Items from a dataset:
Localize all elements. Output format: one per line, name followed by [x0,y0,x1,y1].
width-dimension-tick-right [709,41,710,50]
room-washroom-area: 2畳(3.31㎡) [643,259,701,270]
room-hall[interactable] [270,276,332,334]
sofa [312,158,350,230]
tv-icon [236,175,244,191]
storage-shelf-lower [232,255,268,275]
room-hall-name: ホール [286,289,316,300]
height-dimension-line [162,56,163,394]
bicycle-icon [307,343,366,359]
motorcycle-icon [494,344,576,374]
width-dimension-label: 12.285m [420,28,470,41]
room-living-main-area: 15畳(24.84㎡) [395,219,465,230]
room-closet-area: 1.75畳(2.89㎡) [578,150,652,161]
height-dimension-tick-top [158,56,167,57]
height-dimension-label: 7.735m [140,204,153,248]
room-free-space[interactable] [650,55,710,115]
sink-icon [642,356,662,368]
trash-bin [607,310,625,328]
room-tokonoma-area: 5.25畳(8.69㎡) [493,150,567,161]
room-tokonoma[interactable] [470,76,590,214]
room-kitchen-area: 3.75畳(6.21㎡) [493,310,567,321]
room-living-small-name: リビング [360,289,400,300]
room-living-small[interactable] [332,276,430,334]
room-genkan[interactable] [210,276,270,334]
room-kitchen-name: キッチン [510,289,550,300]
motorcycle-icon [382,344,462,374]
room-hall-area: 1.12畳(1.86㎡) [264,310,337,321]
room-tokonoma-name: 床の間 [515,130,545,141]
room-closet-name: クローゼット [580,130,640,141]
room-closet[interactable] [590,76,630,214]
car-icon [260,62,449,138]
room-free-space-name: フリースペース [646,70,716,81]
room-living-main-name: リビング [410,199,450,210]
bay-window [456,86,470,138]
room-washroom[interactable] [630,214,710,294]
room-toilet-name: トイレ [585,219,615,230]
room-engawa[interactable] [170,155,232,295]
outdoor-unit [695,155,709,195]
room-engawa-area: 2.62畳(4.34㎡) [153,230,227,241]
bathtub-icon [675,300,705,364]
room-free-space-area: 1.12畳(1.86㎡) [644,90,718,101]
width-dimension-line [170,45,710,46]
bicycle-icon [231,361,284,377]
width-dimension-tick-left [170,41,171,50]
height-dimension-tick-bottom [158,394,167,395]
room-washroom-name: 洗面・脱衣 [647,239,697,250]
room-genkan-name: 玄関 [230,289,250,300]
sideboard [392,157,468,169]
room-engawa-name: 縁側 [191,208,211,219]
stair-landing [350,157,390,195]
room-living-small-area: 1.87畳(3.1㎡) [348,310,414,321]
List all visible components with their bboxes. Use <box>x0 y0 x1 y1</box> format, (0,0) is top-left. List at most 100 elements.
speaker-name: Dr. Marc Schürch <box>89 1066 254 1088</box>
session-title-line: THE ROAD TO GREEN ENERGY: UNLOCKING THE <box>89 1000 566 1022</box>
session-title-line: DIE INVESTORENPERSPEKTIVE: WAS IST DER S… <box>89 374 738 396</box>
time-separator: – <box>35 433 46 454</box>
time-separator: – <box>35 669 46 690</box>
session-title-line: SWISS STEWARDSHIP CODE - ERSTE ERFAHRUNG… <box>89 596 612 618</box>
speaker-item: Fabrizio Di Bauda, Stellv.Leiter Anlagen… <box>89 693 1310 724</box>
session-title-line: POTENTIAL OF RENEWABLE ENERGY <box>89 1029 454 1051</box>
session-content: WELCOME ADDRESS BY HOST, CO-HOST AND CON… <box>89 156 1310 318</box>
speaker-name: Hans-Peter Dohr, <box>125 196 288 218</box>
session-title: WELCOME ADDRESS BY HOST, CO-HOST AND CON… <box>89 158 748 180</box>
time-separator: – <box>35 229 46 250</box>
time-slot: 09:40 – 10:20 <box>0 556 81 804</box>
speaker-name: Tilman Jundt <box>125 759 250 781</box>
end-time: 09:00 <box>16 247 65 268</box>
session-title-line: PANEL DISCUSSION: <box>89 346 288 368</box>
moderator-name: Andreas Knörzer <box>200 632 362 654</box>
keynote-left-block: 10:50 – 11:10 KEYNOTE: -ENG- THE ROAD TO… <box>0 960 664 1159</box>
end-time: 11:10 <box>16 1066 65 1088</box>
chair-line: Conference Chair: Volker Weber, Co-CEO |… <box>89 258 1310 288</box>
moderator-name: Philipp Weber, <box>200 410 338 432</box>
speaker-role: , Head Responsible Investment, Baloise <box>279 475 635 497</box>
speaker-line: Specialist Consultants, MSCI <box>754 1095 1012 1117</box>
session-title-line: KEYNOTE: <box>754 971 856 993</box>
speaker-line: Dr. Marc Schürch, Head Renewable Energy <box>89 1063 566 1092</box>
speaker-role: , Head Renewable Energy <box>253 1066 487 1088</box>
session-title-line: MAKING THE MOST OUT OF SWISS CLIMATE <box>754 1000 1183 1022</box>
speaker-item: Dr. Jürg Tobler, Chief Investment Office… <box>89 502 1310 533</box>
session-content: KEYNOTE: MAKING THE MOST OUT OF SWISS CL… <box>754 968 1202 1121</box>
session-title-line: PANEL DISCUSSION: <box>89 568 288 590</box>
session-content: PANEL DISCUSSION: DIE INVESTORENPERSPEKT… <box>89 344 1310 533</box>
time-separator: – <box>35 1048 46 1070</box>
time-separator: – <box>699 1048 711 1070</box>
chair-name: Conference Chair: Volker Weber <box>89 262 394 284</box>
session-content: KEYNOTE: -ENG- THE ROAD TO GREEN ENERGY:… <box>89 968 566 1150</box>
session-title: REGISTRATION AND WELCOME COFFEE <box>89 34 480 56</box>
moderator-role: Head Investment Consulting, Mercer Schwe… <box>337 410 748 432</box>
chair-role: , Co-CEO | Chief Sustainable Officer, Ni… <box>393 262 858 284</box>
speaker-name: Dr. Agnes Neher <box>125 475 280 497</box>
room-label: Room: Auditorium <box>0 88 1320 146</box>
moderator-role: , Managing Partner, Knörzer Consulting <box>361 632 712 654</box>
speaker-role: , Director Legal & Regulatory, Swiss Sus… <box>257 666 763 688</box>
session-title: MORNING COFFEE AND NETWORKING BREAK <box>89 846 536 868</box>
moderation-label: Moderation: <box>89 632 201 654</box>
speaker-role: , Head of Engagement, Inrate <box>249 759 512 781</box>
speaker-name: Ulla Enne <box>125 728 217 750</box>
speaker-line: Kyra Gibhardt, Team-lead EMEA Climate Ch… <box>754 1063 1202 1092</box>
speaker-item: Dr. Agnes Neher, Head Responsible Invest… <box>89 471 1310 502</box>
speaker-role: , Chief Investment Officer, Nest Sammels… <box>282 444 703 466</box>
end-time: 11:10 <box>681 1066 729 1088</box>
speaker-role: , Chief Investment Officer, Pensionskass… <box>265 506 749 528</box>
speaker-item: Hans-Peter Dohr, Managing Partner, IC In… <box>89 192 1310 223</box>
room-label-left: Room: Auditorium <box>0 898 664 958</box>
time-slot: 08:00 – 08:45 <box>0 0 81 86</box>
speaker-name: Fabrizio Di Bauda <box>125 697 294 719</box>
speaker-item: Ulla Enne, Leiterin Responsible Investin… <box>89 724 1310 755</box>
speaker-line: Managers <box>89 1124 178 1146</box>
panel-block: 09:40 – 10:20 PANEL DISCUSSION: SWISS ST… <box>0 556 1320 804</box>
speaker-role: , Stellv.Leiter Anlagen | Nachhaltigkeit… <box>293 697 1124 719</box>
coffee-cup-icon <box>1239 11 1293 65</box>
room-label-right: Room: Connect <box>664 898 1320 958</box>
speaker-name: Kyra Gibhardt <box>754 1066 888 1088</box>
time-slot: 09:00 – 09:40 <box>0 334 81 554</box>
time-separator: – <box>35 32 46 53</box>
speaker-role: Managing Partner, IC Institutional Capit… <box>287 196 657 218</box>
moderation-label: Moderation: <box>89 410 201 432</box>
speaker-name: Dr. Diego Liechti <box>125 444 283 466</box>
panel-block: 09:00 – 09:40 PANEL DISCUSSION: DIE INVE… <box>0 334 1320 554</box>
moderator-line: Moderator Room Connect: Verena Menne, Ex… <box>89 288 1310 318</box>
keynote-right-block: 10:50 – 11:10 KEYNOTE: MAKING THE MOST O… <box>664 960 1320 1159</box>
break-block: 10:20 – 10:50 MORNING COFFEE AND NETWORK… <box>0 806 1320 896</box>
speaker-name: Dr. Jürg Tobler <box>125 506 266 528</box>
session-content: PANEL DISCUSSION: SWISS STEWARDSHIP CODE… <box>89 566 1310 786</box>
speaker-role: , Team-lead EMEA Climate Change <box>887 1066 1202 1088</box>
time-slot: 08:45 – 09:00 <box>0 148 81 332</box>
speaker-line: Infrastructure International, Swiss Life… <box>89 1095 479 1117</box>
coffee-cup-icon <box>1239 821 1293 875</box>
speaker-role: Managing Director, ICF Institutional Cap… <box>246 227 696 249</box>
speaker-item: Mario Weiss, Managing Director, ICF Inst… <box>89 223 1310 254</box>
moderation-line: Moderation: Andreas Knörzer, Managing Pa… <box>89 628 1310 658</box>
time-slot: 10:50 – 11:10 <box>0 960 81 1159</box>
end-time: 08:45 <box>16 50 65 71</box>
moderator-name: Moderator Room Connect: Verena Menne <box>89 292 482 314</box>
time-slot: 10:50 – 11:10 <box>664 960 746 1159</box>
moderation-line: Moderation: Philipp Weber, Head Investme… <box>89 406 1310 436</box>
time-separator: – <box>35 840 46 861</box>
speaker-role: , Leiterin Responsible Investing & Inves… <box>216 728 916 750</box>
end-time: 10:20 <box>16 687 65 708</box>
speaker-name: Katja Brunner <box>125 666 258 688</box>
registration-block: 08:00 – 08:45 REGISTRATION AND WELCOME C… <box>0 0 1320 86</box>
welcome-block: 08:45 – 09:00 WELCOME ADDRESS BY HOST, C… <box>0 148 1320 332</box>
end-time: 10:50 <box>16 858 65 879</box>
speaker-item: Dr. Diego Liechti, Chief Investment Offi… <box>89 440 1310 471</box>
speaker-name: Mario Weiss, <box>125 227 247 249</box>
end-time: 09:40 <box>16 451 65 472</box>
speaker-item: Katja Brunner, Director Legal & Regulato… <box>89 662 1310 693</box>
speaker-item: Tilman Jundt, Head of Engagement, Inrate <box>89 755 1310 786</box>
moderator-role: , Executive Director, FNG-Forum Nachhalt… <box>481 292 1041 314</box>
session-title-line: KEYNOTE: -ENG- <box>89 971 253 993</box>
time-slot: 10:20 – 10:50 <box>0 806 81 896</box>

§ Task statement
Print the lines that run from the start of the records through the line containing "room-living-small-name: リビング [360,289,400,300]", with both ends included, exactly as they appear.

§ Output below
Localize all elements. Output format: one per line, name followed by [x0,y0,x1,y1].
width-dimension-tick-right [709,41,710,50]
room-washroom-area: 2畳(3.31㎡) [643,259,701,270]
room-hall[interactable] [270,276,332,334]
sofa [312,158,350,230]
tv-icon [236,175,244,191]
storage-shelf-lower [232,255,268,275]
room-hall-name: ホール [286,289,316,300]
height-dimension-line [162,56,163,394]
bicycle-icon [307,343,366,359]
motorcycle-icon [494,344,576,374]
width-dimension-label: 12.285m [420,28,470,41]
room-living-main-area: 15畳(24.84㎡) [395,219,465,230]
room-closet-area: 1.75畳(2.89㎡) [578,150,652,161]
height-dimension-tick-top [158,56,167,57]
height-dimension-label: 7.735m [140,204,153,248]
room-free-space[interactable] [650,55,710,115]
sink-icon [642,356,662,368]
trash-bin [607,310,625,328]
room-tokonoma-area: 5.25畳(8.69㎡) [493,150,567,161]
room-tokonoma[interactable] [470,76,590,214]
room-kitchen-area: 3.75畳(6.21㎡) [493,310,567,321]
room-living-small-name: リビング [360,289,400,300]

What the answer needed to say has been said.